= Texto fornecido =
========

Uma eleição e uma canção

Uma eleição (às direitas)

Neste último domingo Portugal falou, e falou sem hesitações e sem contemplações, quer um PSD maior, mas infelizmente, relativo. Também disse que não quer políticas de esquerda, sobretudo se estas forem “sinistras”. Embora a esquerda fofinha e “livre” tenha passado ao lado do desastre, o sinal foi claro. O problema não foi este, o problema foi que na viragem para a social-democracia, os portugueses trouxeram a reboque a social demagogia ressentida. Para quem estivesse atento e acompanhasse a deriva radical de direita nos últimos anos, esta era uma inevitabilidade e tem uma história e uma estratégia que acabou por correr mal aos socialistas e no geral à democracia.

========

= Itens =
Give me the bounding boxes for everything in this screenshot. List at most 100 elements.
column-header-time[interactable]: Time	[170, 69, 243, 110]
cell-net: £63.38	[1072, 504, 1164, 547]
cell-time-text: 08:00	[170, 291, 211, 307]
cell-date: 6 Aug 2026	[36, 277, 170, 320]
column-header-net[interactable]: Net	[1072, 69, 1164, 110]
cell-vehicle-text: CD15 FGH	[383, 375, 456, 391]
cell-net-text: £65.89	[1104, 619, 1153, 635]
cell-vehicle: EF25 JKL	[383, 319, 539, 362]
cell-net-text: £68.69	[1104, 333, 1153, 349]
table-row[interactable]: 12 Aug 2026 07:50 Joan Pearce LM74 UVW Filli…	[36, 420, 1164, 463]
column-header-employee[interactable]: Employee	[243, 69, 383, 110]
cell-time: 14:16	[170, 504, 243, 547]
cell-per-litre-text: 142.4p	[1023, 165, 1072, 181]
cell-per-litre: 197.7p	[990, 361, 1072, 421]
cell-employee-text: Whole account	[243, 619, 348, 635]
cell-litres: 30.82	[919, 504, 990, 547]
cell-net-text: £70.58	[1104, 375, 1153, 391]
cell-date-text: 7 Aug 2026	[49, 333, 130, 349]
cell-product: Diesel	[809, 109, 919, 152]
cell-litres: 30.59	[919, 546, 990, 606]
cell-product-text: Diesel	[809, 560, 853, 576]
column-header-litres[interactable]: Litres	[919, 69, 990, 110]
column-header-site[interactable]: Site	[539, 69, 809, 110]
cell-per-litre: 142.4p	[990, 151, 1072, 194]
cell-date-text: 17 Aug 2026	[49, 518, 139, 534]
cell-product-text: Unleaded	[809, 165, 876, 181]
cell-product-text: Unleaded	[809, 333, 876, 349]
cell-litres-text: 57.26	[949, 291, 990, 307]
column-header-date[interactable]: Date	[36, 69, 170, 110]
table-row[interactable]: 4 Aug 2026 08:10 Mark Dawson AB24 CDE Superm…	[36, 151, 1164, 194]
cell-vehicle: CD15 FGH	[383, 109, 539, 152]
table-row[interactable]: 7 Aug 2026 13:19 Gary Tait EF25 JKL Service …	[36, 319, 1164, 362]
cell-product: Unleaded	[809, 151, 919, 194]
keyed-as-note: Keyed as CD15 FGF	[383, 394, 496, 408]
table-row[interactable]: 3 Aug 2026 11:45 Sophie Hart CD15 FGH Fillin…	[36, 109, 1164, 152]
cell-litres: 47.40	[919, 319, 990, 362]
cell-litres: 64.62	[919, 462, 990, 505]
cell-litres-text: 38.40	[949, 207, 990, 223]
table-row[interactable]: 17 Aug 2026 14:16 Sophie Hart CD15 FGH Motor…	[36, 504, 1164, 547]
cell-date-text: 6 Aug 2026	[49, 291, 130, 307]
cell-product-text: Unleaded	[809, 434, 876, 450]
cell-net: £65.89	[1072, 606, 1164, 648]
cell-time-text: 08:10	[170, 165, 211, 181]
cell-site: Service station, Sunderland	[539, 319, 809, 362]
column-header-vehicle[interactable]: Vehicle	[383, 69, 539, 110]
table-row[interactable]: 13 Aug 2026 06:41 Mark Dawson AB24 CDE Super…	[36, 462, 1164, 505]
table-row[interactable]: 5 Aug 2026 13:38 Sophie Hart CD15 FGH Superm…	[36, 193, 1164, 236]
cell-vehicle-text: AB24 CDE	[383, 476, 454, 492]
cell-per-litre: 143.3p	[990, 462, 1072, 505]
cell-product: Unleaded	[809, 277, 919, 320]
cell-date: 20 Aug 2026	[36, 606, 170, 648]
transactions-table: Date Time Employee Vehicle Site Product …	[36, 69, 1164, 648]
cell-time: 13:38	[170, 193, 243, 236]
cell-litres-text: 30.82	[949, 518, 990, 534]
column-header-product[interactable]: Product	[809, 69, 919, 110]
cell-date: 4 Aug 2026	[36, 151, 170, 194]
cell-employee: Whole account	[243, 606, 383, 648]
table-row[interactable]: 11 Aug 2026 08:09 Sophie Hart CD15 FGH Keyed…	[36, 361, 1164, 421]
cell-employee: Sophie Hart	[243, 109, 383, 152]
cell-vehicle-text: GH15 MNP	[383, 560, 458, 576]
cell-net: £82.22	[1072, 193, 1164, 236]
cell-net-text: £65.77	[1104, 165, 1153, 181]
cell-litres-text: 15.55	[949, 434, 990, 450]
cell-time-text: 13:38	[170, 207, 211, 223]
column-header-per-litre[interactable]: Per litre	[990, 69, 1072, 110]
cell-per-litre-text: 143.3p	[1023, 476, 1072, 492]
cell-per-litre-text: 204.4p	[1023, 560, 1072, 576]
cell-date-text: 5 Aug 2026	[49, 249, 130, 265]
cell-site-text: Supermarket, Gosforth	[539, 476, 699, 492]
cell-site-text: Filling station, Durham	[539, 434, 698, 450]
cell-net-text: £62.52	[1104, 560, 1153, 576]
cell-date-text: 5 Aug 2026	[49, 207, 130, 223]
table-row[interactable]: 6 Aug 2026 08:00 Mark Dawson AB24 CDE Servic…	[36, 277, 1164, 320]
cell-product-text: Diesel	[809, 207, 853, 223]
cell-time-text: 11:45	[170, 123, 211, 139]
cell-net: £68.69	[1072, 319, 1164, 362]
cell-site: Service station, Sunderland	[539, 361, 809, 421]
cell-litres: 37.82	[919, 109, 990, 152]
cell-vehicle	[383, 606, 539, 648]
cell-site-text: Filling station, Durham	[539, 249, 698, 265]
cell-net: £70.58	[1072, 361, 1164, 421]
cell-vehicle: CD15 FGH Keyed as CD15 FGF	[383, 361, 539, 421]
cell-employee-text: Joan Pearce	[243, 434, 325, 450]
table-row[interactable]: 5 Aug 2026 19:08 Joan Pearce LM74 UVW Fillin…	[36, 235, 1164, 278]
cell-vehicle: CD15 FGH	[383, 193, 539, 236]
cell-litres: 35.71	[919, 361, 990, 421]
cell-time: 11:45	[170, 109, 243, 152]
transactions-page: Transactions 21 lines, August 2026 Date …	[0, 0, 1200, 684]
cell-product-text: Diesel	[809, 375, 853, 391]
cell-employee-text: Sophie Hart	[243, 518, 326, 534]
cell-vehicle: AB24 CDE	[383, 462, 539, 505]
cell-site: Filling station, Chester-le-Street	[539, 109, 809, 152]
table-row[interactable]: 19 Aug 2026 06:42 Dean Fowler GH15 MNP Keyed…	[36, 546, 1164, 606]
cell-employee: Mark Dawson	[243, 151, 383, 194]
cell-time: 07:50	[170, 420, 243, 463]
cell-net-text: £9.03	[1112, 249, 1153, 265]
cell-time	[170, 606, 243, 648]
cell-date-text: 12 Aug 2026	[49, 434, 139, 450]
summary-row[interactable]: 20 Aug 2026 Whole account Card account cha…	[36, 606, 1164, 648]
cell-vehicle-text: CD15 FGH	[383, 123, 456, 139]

========

= Instruções =
- A) Responda, com base no texto sobre a eleição:
(i) Em que dia da semana Portugal falou?
(ii) Que partido os portugueses querem maior?
(iii) Como o texto chama a esquerda que passou ao lado do desastre?
- B) Transcreva do texto sobre a eleição o trecho que vai de "Uma eleição (às" até "geral à democracia.".
- C) Dê seguimento ao texto sobre a eleição, começando logo depois da última frase dele.

= Respostas =
- A)
(i) No domingo.
(ii) O PSD.
(iii) A esquerda "fofinha" e "livre".

- B)
Uma eleição (às direitas)

Neste último domingo Portugal falou, e falou sem hesitações e sem contemplações, quer um PSD maior, mas infelizmente, relativo. Também disse que não quer políticas de esquerda, sobretudo se estas forem “sinistras”. Embora a esquerda fofinha e “livre” tenha passado ao lado do desastre, o sinal foi claro. O problema não foi este, o problema foi que na viragem para a social-democracia, os portugueses trouxeram a reboque a social demagogia ressentida. Para quem estivesse atento e acompanhasse a deriva radical de direita nos últimos anos, esta era uma inevitabilidade e tem uma história e uma estratégia que acabou por correr mal aos socialistas e no geral à democracia.

- C)
A história vem de alguns anos atrás e começa com uma geringonça artificialmente criada pelo grande estratega luso António Costa, o tal que foi para as europas e que os jornalistas sempre tão assertivos na divulgação de segredos de justiça ainda não conseguiram apanhar para lhe fazer as perguntas que se impõem. A estratégia de Costa era simples e na teoria era infalível, iludir as classes que suportavam as suas bengalas governativas, os comunistas e os bloquistas, enquanto patrocinava um personagem à direita para incomodar e diminuir o PSD. De caminho, o projecto previa também enfraquecer as instituições democráticas e fragilizar todo o sistema político português.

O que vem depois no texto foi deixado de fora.